* [RAW RECORDS]:
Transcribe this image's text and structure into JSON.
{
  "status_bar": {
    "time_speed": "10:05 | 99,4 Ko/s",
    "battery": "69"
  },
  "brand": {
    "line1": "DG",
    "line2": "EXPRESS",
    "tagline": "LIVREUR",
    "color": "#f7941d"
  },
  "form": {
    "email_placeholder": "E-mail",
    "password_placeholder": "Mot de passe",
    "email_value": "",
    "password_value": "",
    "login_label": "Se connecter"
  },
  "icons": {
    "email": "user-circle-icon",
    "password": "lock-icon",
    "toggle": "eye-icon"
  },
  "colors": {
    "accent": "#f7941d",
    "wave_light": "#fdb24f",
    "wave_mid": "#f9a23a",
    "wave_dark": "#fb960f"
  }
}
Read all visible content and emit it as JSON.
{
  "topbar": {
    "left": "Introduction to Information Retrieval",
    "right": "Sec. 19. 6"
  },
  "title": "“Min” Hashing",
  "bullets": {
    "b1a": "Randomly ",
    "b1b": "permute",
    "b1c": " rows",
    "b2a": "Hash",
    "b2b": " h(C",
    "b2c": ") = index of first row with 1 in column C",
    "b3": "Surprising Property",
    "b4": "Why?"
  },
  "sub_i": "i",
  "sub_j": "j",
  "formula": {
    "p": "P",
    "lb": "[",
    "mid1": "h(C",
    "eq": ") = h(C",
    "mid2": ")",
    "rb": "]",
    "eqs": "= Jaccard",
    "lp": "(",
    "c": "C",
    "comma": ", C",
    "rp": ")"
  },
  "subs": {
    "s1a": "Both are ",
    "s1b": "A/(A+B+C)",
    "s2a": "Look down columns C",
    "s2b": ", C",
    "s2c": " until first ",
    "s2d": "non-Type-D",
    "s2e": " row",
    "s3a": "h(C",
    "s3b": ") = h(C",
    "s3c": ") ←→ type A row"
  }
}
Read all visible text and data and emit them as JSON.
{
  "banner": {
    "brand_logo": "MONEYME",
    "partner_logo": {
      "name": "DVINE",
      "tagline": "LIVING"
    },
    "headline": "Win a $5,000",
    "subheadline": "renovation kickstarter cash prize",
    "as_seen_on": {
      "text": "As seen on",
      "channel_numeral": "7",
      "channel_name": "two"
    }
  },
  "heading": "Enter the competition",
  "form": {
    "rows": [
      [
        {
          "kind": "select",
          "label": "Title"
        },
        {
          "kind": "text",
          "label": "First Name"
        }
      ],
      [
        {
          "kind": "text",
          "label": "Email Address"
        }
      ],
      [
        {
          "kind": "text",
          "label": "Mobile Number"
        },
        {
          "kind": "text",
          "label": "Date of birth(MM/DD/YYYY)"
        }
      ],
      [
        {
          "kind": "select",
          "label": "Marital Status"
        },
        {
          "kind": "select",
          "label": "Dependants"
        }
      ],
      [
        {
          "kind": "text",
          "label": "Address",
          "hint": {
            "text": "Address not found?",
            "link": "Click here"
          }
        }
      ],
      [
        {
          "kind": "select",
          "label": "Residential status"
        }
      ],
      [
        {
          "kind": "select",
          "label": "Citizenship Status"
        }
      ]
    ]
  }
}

* [TASK GOAL]: Print the whole listing again, exactly.

* [RESPONSE FOR THIS EXERCISE]:
Transcribe this image's text and structure into JSON.
{
  "status_bar": {
    "time_speed": "10:05 | 99,4 Ko/s",
    "battery": "69"
  },
  "brand": {
    "line1": "DG",
    "line2": "EXPRESS",
    "tagline": "LIVREUR",
    "color": "#f7941d"
  },
  "form": {
    "email_placeholder": "E-mail",
    "password_placeholder": "Mot de passe",
    "email_value": "",
    "password_value": "",
    "login_label": "Se connecter"
  },
  "icons": {
    "email": "user-circle-icon",
    "password": "lock-icon",
    "toggle": "eye-icon"
  },
  "colors": {
    "accent": "#f7941d",
    "wave_light": "#fdb24f",
    "wave_mid": "#f9a23a",
    "wave_dark": "#fb960f"
  }
}
Read all visible content and emit it as JSON.
{
  "topbar": {
    "left": "Introduction to Information Retrieval",
    "right": "Sec. 19. 6"
  },
  "title": "“Min” Hashing",
  "bullets": {
    "b1a": "Randomly ",
    "b1b": "permute",
    "b1c": " rows",
    "b2a": "Hash",
    "b2b": " h(C",
    "b2c": ") = index of first row with 1 in column C",
    "b3": "Surprising Property",
    "b4": "Why?"
  },
  "sub_i": "i",
  "sub_j": "j",
  "formula": {
    "p": "P",
    "lb": "[",
    "mid1": "h(C",
    "eq": ") = h(C",
    "mid2": ")",
    "rb": "]",
    "eqs": "= Jaccard",
    "lp": "(",
    "c": "C",
    "comma": ", C",
    "rp": ")"
  },
  "subs": {
    "s1a": "Both are ",
    "s1b": "A/(A+B+C)",
    "s2a": "Look down columns C",
    "s2b": ", C",
    "s2c": " until first ",
    "s2d": "non-Type-D",
    "s2e": " row",
    "s3a": "h(C",
    "s3b": ") = h(C",
    "s3c": ") ←→ type A row"
  }
}
Read all visible text and data and emit them as JSON.
{
  "banner": {
    "brand_logo": "MONEYME",
    "partner_logo": {
      "name": "DVINE",
      "tagline": "LIVING"
    },
    "headline": "Win a $5,000",
    "subheadline": "renovation kickstarter cash prize",
    "as_seen_on": {
      "text": "As seen on",
      "channel_numeral": "7",
      "channel_name": "two"
    }
  },
  "heading": "Enter the competition",
  "form": {
    "rows": [
      [
        {
          "kind": "select",
          "label": "Title"
        },
        {
          "kind": "text",
          "label": "First Name"
        }
      ],
      [
        {
          "kind": "text",
          "label": "Email Address"
        }
      ],
      [
        {
          "kind": "text",
          "label": "Mobile Number"
        },
        {
          "kind": "text",
          "label": "Date of birth(MM/DD/YYYY)"
        }
      ],
      [
        {
          "kind": "select",
          "label": "Marital Status"
        },
        {
          "kind": "select",
          "label": "Dependants"
        }
      ],
      [
        {
          "kind": "text",
          "label": "Address",
          "hint": {
            "text": "Address not found?",
            "link": "Click here"
          }
        }
      ],
      [
        {
          "kind": "select",
          "label": "Residential status"
        }
      ],
      [
        {
          "kind": "select",
          "label": "Citizenship Status"
        }
      ]
    ]
  }
}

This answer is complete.